Task to complete:
Give the records back in full, exactly as they read.

(Source records)
---------------
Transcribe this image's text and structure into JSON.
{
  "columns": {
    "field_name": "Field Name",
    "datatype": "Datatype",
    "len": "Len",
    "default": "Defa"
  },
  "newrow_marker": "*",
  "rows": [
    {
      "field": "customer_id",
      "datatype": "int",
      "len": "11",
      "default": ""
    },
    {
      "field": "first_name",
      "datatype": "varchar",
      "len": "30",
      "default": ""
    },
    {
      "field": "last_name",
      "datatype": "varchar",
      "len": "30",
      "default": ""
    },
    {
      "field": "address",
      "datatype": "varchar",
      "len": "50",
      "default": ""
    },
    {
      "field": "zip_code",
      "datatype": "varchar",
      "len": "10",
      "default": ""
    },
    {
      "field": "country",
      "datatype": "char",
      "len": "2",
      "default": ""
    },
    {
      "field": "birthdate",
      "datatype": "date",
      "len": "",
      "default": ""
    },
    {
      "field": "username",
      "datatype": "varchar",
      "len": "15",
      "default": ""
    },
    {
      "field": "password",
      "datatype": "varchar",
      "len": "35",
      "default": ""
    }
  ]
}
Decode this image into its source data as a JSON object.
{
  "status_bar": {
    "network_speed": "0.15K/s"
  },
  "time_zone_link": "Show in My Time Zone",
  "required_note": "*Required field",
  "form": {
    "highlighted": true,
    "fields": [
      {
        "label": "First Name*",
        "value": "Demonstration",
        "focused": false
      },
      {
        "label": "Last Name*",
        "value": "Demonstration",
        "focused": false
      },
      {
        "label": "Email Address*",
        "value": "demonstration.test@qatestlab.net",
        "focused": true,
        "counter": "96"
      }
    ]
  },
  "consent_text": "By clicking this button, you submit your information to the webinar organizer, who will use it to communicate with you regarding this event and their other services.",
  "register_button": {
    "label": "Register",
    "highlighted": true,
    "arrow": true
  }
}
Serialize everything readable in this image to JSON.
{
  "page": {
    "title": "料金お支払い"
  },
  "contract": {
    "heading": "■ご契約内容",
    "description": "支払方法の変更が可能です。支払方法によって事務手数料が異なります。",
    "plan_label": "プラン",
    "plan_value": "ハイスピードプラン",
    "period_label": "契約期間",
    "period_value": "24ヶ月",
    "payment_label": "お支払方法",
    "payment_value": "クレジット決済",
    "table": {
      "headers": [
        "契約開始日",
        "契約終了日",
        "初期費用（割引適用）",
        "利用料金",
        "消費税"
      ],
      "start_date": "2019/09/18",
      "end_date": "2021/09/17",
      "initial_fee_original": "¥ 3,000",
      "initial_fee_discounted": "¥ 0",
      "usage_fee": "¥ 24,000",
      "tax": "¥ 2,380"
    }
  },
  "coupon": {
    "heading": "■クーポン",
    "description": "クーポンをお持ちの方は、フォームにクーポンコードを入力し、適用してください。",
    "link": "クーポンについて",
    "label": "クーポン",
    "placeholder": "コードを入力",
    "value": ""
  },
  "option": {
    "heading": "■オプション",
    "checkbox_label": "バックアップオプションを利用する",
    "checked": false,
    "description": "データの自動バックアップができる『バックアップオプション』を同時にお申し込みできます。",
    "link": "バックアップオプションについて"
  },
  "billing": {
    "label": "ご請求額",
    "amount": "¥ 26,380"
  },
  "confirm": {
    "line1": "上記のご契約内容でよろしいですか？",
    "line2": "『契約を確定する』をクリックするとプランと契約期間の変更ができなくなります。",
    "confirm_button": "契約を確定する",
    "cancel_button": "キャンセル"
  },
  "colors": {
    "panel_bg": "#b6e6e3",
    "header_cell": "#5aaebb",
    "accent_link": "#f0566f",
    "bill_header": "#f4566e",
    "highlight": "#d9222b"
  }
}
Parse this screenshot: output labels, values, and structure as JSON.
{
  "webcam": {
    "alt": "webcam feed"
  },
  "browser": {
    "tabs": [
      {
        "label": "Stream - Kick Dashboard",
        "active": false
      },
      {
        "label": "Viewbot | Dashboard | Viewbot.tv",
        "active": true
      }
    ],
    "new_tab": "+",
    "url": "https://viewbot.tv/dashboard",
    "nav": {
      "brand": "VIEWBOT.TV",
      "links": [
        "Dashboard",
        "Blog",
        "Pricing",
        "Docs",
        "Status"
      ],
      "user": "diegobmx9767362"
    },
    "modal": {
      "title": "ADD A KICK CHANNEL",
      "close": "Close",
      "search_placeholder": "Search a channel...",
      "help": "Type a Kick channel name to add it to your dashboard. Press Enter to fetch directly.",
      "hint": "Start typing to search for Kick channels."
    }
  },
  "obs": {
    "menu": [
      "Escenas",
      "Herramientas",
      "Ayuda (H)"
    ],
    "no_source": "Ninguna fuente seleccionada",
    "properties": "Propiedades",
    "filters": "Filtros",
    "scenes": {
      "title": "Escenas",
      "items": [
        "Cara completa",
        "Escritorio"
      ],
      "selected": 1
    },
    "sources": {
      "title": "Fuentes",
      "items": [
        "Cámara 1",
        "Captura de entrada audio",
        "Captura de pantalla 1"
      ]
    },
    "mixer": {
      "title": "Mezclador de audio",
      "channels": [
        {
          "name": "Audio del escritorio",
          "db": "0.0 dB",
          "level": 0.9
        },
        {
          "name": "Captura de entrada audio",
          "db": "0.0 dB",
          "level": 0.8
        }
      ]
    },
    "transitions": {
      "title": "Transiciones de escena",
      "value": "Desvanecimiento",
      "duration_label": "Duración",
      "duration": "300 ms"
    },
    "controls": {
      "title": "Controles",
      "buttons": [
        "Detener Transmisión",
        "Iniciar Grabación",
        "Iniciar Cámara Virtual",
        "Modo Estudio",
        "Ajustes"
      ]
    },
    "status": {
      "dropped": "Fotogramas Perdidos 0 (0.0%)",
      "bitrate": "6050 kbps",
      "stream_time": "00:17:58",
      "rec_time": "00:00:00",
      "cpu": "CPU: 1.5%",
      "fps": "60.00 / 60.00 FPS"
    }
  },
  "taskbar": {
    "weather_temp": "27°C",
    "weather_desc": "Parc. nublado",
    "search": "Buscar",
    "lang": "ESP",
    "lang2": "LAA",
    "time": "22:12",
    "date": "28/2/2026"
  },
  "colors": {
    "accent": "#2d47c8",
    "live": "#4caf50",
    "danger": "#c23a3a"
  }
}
---------------
Solution to this task:
Transcribe this image's text and structure into JSON.
{
  "columns": {
    "field_name": "Field Name",
    "datatype": "Datatype",
    "len": "Len",
    "default": "Defa"
  },
  "newrow_marker": "*",
  "rows": [
    {
      "field": "customer_id",
      "datatype": "int",
      "len": "11",
      "default": ""
    },
    {
      "field": "first_name",
      "datatype": "varchar",
      "len": "30",
      "default": ""
    },
    {
      "field": "last_name",
      "datatype": "varchar",
      "len": "30",
      "default": ""
    },
    {
      "field": "address",
      "datatype": "varchar",
      "len": "50",
      "default": ""
    },
    {
      "field": "zip_code",
      "datatype": "varchar",
      "len": "10",
      "default": ""
    },
    {
      "field": "country",
      "datatype": "char",
      "len": "2",
      "default": ""
    },
    {
      "field": "birthdate",
      "datatype": "date",
      "len": "",
      "default": ""
    },
    {
      "field": "username",
      "datatype": "varchar",
      "len": "15",
      "default": ""
    },
    {
      "field": "password",
      "datatype": "varchar",
      "len": "35",
      "default": ""
    }
  ]
}
Decode this image into its source data as a JSON object.
{
  "status_bar": {
    "network_speed": "0.15K/s"
  },
  "time_zone_link": "Show in My Time Zone",
  "required_note": "*Required field",
  "form": {
    "highlighted": true,
    "fields": [
      {
        "label": "First Name*",
        "value": "Demonstration",
        "focused": false
      },
      {
        "label": "Last Name*",
        "value": "Demonstration",
        "focused": false
      },
      {
        "label": "Email Address*",
        "value": "demonstration.test@qatestlab.net",
        "focused": true,
        "counter": "96"
      }
    ]
  },
  "consent_text": "By clicking this button, you submit your information to the webinar organizer, who will use it to communicate with you regarding this event and their other services.",
  "register_button": {
    "label": "Register",
    "highlighted": true,
    "arrow": true
  }
}
Serialize everything readable in this image to JSON.
{
  "page": {
    "title": "料金お支払い"
  },
  "contract": {
    "heading": "■ご契約内容",
    "description": "支払方法の変更が可能です。支払方法によって事務手数料が異なります。",
    "plan_label": "プラン",
    "plan_value": "ハイスピードプラン",
    "period_label": "契約期間",
    "period_value": "24ヶ月",
    "payment_label": "お支払方法",
    "payment_value": "クレジット決済",
    "table": {
      "headers": [
        "契約開始日",
        "契約終了日",
        "初期費用（割引適用）",
        "利用料金",
        "消費税"
      ],
      "start_date": "2019/09/18",
      "end_date": "2021/09/17",
      "initial_fee_original": "¥ 3,000",
      "initial_fee_discounted": "¥ 0",
      "usage_fee": "¥ 24,000",
      "tax": "¥ 2,380"
    }
  },
  "coupon": {
    "heading": "■クーポン",
    "description": "クーポンをお持ちの方は、フォームにクーポンコードを入力し、適用してください。",
    "link": "クーポンについて",
    "label": "クーポン",
    "placeholder": "コードを入力",
    "value": ""
  },
  "option": {
    "heading": "■オプション",
    "checkbox_label": "バックアップオプションを利用する",
    "checked": false,
    "description": "データの自動バックアップができる『バックアップオプション』を同時にお申し込みできます。",
    "link": "バックアップオプションについて"
  },
  "billing": {
    "label": "ご請求額",
    "amount": "¥ 26,380"
  },
  "confirm": {
    "line1": "上記のご契約内容でよろしいですか？",
    "line2": "『契約を確定する』をクリックするとプランと契約期間の変更ができなくなります。",
    "confirm_button": "契約を確定する",
    "cancel_button": "キャンセル"
  },
  "colors": {
    "panel_bg": "#b6e6e3",
    "header_cell": "#5aaebb",
    "accent_link": "#f0566f",
    "bill_header": "#f4566e",
    "highlight": "#d9222b"
  }
}
Parse this screenshot: output labels, values, and structure as JSON.
{
  "webcam": {
    "alt": "webcam feed"
  },
  "browser": {
    "tabs": [
      {
        "label": "Stream - Kick Dashboard",
        "active": false
      },
      {
        "label": "Viewbot | Dashboard | Viewbot.tv",
        "active": true
      }
    ],
    "new_tab": "+",
    "url": "https://viewbot.tv/dashboard",
    "nav": {
      "brand": "VIEWBOT.TV",
      "links": [
        "Dashboard",
        "Blog",
        "Pricing",
        "Docs",
        "Status"
      ],
      "user": "diegobmx9767362"
    },
    "modal": {
      "title": "ADD A KICK CHANNEL",
      "close": "Close",
      "search_placeholder": "Search a channel...",
      "help": "Type a Kick channel name to add it to your dashboard. Press Enter to fetch directly.",
      "hint": "Start typing to search for Kick channels."
    }
  },
  "obs": {
    "menu": [
      "Escenas",
      "Herramientas",
      "Ayuda (H)"
    ],
    "no_source": "Ninguna fuente seleccionada",
    "properties": "Propiedades",
    "filters": "Filtros",
    "scenes": {
      "title": "Escenas",
      "items": [
        "Cara completa",
        "Escritorio"
      ],
      "selected": 1
    },
    "sources": {
      "title": "Fuentes",
      "items": [
        "Cámara 1",
        "Captura de entrada audio",
        "Captura de pantalla 1"
      ]
    },
    "mixer": {
      "title": "Mezclador de audio",
      "channels": [
        {
          "name": "Audio del escritorio",
          "db": "0.0 dB",
          "level": 0.9
        },
        {
          "name": "Captura de entrada audio",
          "db": "0.0 dB",
          "level": 0.8
        }
      ]
    },
    "transitions": {
      "title": "Transiciones de escena",
      "value": "Desvanecimiento",
      "duration_label": "Duración",
      "duration": "300 ms"
    },
    "controls": {
      "title": "Controles",
      "buttons": [
        "Detener Transmisión",
        "Iniciar Grabación",
        "Iniciar Cámara Virtual",
        "Modo Estudio",
        "Ajustes"
      ]
    },
    "status": {
      "dropped": "Fotogramas Perdidos 0 (0.0%)",
      "bitrate": "6050 kbps",
      "stream_time": "00:17:58",
      "rec_time": "00:00:00",
      "cpu": "CPU: 1.5%",
      "fps": "60.00 / 60.00 FPS"
    }
  },
  "taskbar": {
    "weather_temp": "27°C",
    "weather_desc": "Parc. nublado",
    "search": "Buscar",
    "lang": "ESP",
    "lang2": "LAA",
    "time": "22:12",
    "date": "28/2/2026"
  },
  "colors": {
    "accent": "#2d47c8",
    "live": "#4caf50",
    "danger": "#c23a3a"
  }
}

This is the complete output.